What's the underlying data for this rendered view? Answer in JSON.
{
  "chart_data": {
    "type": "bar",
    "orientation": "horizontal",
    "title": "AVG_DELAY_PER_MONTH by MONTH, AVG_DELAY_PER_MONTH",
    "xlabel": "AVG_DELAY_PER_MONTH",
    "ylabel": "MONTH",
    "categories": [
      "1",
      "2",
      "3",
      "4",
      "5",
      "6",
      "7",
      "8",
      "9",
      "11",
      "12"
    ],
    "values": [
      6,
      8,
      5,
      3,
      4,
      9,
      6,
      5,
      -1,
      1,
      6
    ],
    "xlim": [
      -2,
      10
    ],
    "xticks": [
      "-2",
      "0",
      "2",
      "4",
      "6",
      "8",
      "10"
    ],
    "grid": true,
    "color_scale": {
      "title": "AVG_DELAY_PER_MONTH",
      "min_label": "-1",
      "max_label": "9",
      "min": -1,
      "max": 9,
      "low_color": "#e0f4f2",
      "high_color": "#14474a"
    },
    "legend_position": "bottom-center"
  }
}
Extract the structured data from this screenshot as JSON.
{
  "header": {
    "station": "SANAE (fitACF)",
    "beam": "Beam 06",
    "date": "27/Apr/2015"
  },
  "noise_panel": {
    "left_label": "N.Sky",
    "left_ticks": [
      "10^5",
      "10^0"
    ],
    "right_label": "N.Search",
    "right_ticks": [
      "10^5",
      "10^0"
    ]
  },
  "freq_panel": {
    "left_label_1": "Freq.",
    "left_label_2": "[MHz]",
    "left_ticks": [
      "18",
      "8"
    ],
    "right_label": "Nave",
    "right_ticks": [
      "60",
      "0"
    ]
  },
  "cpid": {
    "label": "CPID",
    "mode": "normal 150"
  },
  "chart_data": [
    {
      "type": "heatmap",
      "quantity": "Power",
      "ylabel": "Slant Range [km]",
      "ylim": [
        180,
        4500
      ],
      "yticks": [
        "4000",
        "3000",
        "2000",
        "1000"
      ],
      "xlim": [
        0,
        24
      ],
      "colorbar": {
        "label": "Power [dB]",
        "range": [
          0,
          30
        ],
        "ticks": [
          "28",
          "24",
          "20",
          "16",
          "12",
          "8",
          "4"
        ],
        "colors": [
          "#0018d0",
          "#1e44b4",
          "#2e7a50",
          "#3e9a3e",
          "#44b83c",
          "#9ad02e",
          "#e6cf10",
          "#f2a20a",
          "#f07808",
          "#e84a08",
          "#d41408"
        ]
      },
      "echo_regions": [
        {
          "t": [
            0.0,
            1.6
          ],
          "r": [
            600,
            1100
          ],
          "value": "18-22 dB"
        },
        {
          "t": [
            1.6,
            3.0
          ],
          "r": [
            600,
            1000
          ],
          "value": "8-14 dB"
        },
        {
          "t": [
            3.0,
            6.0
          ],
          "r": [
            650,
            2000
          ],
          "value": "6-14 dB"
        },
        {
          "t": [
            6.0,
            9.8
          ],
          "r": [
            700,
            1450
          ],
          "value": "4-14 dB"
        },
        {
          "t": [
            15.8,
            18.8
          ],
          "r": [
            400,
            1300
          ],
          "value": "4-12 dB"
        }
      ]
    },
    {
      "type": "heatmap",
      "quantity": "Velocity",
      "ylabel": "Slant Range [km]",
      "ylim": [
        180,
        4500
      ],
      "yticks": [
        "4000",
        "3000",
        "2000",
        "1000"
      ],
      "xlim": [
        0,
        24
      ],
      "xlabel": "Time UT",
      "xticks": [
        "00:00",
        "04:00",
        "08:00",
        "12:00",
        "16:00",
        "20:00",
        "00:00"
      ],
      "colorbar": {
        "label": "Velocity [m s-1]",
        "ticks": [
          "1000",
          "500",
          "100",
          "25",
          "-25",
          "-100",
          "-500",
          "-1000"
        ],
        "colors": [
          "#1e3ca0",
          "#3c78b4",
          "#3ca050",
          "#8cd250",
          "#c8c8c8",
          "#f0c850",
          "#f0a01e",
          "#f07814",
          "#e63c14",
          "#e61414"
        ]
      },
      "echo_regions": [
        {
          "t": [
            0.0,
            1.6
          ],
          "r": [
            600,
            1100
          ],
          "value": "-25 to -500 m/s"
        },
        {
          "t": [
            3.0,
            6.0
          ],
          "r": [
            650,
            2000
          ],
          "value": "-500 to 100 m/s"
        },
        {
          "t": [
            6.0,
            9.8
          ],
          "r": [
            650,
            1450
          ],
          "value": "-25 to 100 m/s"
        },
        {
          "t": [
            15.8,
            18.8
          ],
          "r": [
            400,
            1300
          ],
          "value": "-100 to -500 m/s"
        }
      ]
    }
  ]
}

* [Set problem] Retype the data in full and match it exactly.

* [Finished answer]
What's the underlying data for this rendered view? Answer in JSON.
{
  "chart_data": {
    "type": "bar",
    "orientation": "horizontal",
    "title": "AVG_DELAY_PER_MONTH by MONTH, AVG_DELAY_PER_MONTH",
    "xlabel": "AVG_DELAY_PER_MONTH",
    "ylabel": "MONTH",
    "categories": [
      "1",
      "2",
      "3",
      "4",
      "5",
      "6",
      "7",
      "8",
      "9",
      "11",
      "12"
    ],
    "values": [
      6,
      8,
      5,
      3,
      4,
      9,
      6,
      5,
      -1,
      1,
      6
    ],
    "xlim": [
      -2,
      10
    ],
    "xticks": [
      "-2",
      "0",
      "2",
      "4",
      "6",
      "8",
      "10"
    ],
    "grid": true,
    "color_scale": {
      "title": "AVG_DELAY_PER_MONTH",
      "min_label": "-1",
      "max_label": "9",
      "min": -1,
      "max": 9,
      "low_color": "#e0f4f2",
      "high_color": "#14474a"
    },
    "legend_position": "bottom-center"
  }
}
Extract the structured data from this screenshot as JSON.
{
  "header": {
    "station": "SANAE (fitACF)",
    "beam": "Beam 06",
    "date": "27/Apr/2015"
  },
  "noise_panel": {
    "left_label": "N.Sky",
    "left_ticks": [
      "10^5",
      "10^0"
    ],
    "right_label": "N.Search",
    "right_ticks": [
      "10^5",
      "10^0"
    ]
  },
  "freq_panel": {
    "left_label_1": "Freq.",
    "left_label_2": "[MHz]",
    "left_ticks": [
      "18",
      "8"
    ],
    "right_label": "Nave",
    "right_ticks": [
      "60",
      "0"
    ]
  },
  "cpid": {
    "label": "CPID",
    "mode": "normal 150"
  },
  "chart_data": [
    {
      "type": "heatmap",
      "quantity": "Power",
      "ylabel": "Slant Range [km]",
      "ylim": [
        180,
        4500
      ],
      "yticks": [
        "4000",
        "3000",
        "2000",
        "1000"
      ],
      "xlim": [
        0,
        24
      ],
      "colorbar": {
        "label": "Power [dB]",
        "range": [
          0,
          30
        ],
        "ticks": [
          "28",
          "24",
          "20",
          "16",
          "12",
          "8",
          "4"
        ],
        "colors": [
          "#0018d0",
          "#1e44b4",
          "#2e7a50",
          "#3e9a3e",
          "#44b83c",
          "#9ad02e",
          "#e6cf10",
          "#f2a20a",
          "#f07808",
          "#e84a08",
          "#d41408"
        ]
      },
      "echo_regions": [
        {
          "t": [
            0.0,
            1.6
          ],
          "r": [
            600,
            1100
          ],
          "value": "18-22 dB"
        },
        {
          "t": [
            1.6,
            3.0
          ],
          "r": [
            600,
            1000
          ],
          "value": "8-14 dB"
        },
        {
          "t": [
            3.0,
            6.0
          ],
          "r": [
            650,
            2000
          ],
          "value": "6-14 dB"
        },
        {
          "t": [
            6.0,
            9.8
          ],
          "r": [
            700,
            1450
          ],
          "value": "4-14 dB"
        },
        {
          "t": [
            15.8,
            18.8
          ],
          "r": [
            400,
            1300
          ],
          "value": "4-12 dB"
        }
      ]
    },
    {
      "type": "heatmap",
      "quantity": "Velocity",
      "ylabel": "Slant Range [km]",
      "ylim": [
        180,
        4500
      ],
      "yticks": [
        "4000",
        "3000",
        "2000",
        "1000"
      ],
      "xlim": [
        0,
        24
      ],
      "xlabel": "Time UT",
      "xticks": [
        "00:00",
        "04:00",
        "08:00",
        "12:00",
        "16:00",
        "20:00",
        "00:00"
      ],
      "colorbar": {
        "label": "Velocity [m s-1]",
        "ticks": [
          "1000",
          "500",
          "100",
          "25",
          "-25",
          "-100",
          "-500",
          "-1000"
        ],
        "colors": [
          "#1e3ca0",
          "#3c78b4",
          "#3ca050",
          "#8cd250",
          "#c8c8c8",
          "#f0c850",
          "#f0a01e",
          "#f07814",
          "#e63c14",
          "#e61414"
        ]
      },
      "echo_regions": [
        {
          "t": [
            0.0,
            1.6
          ],
          "r": [
            600,
            1100
          ],
          "value": "-25 to -500 m/s"
        },
        {
          "t": [
            3.0,
            6.0
          ],
          "r": [
            650,
            2000
          ],
          "value": "-500 to 100 m/s"
        },
        {
          "t": [
            6.0,
            9.8
          ],
          "r": [
            650,
            1450
          ],
          "value": "-25 to 100 m/s"
        },
        {
          "t": [
            15.8,
            18.8
          ],
          "r": [
            400,
            1300
          ],
          "value": "-100 to -500 m/s"
        }
      ]
    }
  ]
}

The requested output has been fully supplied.